The problem:
Return the count of lines that mention "color", with no other words.

(Saved data entries)
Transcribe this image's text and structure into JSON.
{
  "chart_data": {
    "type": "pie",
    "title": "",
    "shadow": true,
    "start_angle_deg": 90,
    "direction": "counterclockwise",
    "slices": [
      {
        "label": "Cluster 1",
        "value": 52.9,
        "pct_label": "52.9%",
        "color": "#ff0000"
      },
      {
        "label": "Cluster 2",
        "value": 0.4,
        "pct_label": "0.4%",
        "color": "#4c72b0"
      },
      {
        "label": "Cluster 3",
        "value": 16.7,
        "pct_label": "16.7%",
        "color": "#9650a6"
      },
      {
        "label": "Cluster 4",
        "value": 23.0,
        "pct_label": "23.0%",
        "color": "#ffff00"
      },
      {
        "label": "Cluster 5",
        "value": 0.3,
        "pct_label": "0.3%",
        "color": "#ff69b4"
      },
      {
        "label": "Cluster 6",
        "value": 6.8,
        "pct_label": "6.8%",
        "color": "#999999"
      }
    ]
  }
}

Written reply:
6